__Exercise description__
Your task is to transcribe the data in full.
#### Excerpted data ####
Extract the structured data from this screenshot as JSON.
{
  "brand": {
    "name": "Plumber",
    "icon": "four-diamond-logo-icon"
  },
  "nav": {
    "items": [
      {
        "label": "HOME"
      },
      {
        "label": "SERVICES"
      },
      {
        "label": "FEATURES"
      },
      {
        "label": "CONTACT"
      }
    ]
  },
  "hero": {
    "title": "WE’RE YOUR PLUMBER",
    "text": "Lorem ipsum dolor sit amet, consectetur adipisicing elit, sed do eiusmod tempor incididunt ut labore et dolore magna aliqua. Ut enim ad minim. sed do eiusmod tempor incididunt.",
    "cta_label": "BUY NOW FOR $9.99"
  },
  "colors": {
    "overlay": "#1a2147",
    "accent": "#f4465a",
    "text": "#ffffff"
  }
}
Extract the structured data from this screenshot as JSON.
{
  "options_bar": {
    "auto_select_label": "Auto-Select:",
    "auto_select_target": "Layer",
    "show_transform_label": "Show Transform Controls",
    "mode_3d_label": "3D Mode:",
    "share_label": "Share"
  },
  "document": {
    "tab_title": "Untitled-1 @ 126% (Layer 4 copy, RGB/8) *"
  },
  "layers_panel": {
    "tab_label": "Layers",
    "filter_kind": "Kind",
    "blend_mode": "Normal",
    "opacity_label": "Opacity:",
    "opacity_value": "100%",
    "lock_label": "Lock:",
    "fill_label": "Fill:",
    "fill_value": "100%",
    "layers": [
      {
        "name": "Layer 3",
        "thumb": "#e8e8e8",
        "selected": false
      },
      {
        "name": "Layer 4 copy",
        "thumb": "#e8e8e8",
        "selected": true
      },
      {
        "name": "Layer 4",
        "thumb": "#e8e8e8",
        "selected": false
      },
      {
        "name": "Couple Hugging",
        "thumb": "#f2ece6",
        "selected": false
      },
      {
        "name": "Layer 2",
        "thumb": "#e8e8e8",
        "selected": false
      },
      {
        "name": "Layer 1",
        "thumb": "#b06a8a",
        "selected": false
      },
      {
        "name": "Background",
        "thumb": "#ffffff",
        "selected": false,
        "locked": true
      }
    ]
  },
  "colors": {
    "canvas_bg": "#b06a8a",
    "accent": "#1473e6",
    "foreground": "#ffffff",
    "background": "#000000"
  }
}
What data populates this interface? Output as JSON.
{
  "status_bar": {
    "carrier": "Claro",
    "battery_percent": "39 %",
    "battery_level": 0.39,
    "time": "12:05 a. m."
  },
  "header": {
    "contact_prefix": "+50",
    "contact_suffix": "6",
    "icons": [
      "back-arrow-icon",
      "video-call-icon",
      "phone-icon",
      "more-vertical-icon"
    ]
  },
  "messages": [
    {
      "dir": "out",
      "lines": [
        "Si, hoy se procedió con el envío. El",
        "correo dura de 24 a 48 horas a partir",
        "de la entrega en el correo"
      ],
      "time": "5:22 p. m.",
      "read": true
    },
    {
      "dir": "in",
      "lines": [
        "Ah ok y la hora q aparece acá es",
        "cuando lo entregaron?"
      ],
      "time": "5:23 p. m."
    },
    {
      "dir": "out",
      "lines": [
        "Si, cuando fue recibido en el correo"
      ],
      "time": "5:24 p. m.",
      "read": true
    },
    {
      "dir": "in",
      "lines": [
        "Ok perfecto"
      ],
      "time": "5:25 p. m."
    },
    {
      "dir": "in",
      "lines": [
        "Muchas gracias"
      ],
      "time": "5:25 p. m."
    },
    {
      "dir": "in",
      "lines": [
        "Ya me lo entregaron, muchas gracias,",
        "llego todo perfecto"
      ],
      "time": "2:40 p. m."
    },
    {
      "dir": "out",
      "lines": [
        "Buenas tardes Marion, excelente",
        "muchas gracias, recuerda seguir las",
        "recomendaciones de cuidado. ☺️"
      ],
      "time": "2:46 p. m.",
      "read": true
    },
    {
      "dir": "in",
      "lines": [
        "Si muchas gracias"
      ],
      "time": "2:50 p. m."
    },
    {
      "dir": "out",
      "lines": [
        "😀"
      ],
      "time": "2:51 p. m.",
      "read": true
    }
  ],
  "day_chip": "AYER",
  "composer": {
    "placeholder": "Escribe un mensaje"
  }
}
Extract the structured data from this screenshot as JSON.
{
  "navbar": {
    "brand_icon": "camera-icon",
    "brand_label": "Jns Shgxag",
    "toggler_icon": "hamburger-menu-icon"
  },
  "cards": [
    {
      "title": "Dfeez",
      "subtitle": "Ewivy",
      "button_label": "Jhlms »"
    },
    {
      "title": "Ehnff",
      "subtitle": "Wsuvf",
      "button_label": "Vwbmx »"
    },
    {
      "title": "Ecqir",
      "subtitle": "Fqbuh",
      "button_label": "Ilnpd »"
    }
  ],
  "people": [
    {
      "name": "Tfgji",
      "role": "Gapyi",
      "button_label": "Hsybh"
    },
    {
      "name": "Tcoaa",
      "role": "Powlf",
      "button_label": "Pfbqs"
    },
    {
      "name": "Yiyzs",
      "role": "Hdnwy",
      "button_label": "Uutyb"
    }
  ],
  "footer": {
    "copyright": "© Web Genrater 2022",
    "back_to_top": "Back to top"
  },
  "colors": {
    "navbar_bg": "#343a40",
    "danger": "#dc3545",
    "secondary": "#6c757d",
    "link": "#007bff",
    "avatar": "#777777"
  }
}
####
__Result of this exercise__
Extract the structured data from this screenshot as JSON.
{
  "brand": {
    "name": "Plumber",
    "icon": "four-diamond-logo-icon"
  },
  "nav": {
    "items": [
      {
        "label": "HOME"
      },
      {
        "label": "SERVICES"
      },
      {
        "label": "FEATURES"
      },
      {
        "label": "CONTACT"
      }
    ]
  },
  "hero": {
    "title": "WE’RE YOUR PLUMBER",
    "text": "Lorem ipsum dolor sit amet, consectetur adipisicing elit, sed do eiusmod tempor incididunt ut labore et dolore magna aliqua. Ut enim ad minim. sed do eiusmod tempor incididunt.",
    "cta_label": "BUY NOW FOR $9.99"
  },
  "colors": {
    "overlay": "#1a2147",
    "accent": "#f4465a",
    "text": "#ffffff"
  }
}
Extract the structured data from this screenshot as JSON.
{
  "options_bar": {
    "auto_select_label": "Auto-Select:",
    "auto_select_target": "Layer",
    "show_transform_label": "Show Transform Controls",
    "mode_3d_label": "3D Mode:",
    "share_label": "Share"
  },
  "document": {
    "tab_title": "Untitled-1 @ 126% (Layer 4 copy, RGB/8) *"
  },
  "layers_panel": {
    "tab_label": "Layers",
    "filter_kind": "Kind",
    "blend_mode": "Normal",
    "opacity_label": "Opacity:",
    "opacity_value": "100%",
    "lock_label": "Lock:",
    "fill_label": "Fill:",
    "fill_value": "100%",
    "layers": [
      {
        "name": "Layer 3",
        "thumb": "#e8e8e8",
        "selected": false
      },
      {
        "name": "Layer 4 copy",
        "thumb": "#e8e8e8",
        "selected": true
      },
      {
        "name": "Layer 4",
        "thumb": "#e8e8e8",
        "selected": false
      },
      {
        "name": "Couple Hugging",
        "thumb": "#f2ece6",
        "selected": false
      },
      {
        "name": "Layer 2",
        "thumb": "#e8e8e8",
        "selected": false
      },
      {
        "name": "Layer 1",
        "thumb": "#b06a8a",
        "selected": false
      },
      {
        "name": "Background",
        "thumb": "#ffffff",
        "selected": false,
        "locked": true
      }
    ]
  },
  "colors": {
    "canvas_bg": "#b06a8a",
    "accent": "#1473e6",
    "foreground": "#ffffff",
    "background": "#000000"
  }
}
What data populates this interface? Output as JSON.
{
  "status_bar": {
    "carrier": "Claro",
    "battery_percent": "39 %",
    "battery_level": 0.39,
    "time": "12:05 a. m."
  },
  "header": {
    "contact_prefix": "+50",
    "contact_suffix": "6",
    "icons": [
      "back-arrow-icon",
      "video-call-icon",
      "phone-icon",
      "more-vertical-icon"
    ]
  },
  "messages": [
    {
      "dir": "out",
      "lines": [
        "Si, hoy se procedió con el envío. El",
        "correo dura de 24 a 48 horas a partir",
        "de la entrega en el correo"
      ],
      "time": "5:22 p. m.",
      "read": true
    },
    {
      "dir": "in",
      "lines": [
        "Ah ok y la hora q aparece acá es",
        "cuando lo entregaron?"
      ],
      "time": "5:23 p. m."
    },
    {
      "dir": "out",
      "lines": [
        "Si, cuando fue recibido en el correo"
      ],
      "time": "5:24 p. m.",
      "read": true
    },
    {
      "dir": "in",
      "lines": [
        "Ok perfecto"
      ],
      "time": "5:25 p. m."
    },
    {
      "dir": "in",
      "lines": [
        "Muchas gracias"
      ],
      "time": "5:25 p. m."
    },
    {
      "dir": "in",
      "lines": [
        "Ya me lo entregaron, muchas gracias,",
        "llego todo perfecto"
      ],
      "time": "2:40 p. m."
    },
    {
      "dir": "out",
      "lines": [
        "Buenas tardes Marion, excelente",
        "muchas gracias, recuerda seguir las",
        "recomendaciones de cuidado. ☺️"
      ],
      "time": "2:46 p. m.",
      "read": true
    },
    {
      "dir": "in",
      "lines": [
        "Si muchas gracias"
      ],
      "time": "2:50 p. m."
    },
    {
      "dir": "out",
      "lines": [
        "😀"
      ],
      "time": "2:51 p. m.",
      "read": true
    }
  ],
  "day_chip": "AYER",
  "composer": {
    "placeholder": "Escribe un mensaje"
  }
}
Extract the structured data from this screenshot as JSON.
{
  "navbar": {
    "brand_icon": "camera-icon",
    "brand_label": "Jns Shgxag",
    "toggler_icon": "hamburger-menu-icon"
  },
  "cards": [
    {
      "title": "Dfeez",
      "subtitle": "Ewivy",
      "button_label": "Jhlms »"
    },
    {
      "title": "Ehnff",
      "subtitle": "Wsuvf",
      "button_label": "Vwbmx »"
    },
    {
      "title": "Ecqir",
      "subtitle": "Fqbuh",
      "button_label": "Ilnpd »"
    }
  ],
  "people": [
    {
      "name": "Tfgji",
      "role": "Gapyi",
      "button_label": "Hsybh"
    },
    {
      "name": "Tcoaa",
      "role": "Powlf",
      "button_label": "Pfbqs"
    },
    {
      "name": "Yiyzs",
      "role": "Hdnwy",
      "button_label": "Uutyb"
    }
  ],
  "footer": {
    "copyright": "© Web Genrater 2022",
    "back_to_top": "Back to top"
  },
  "colors": {
    "navbar_bg": "#343a40",
    "danger": "#dc3545",
    "secondary": "#6c757d",
    "link": "#007bff",
    "avatar": "#777777"
  }
}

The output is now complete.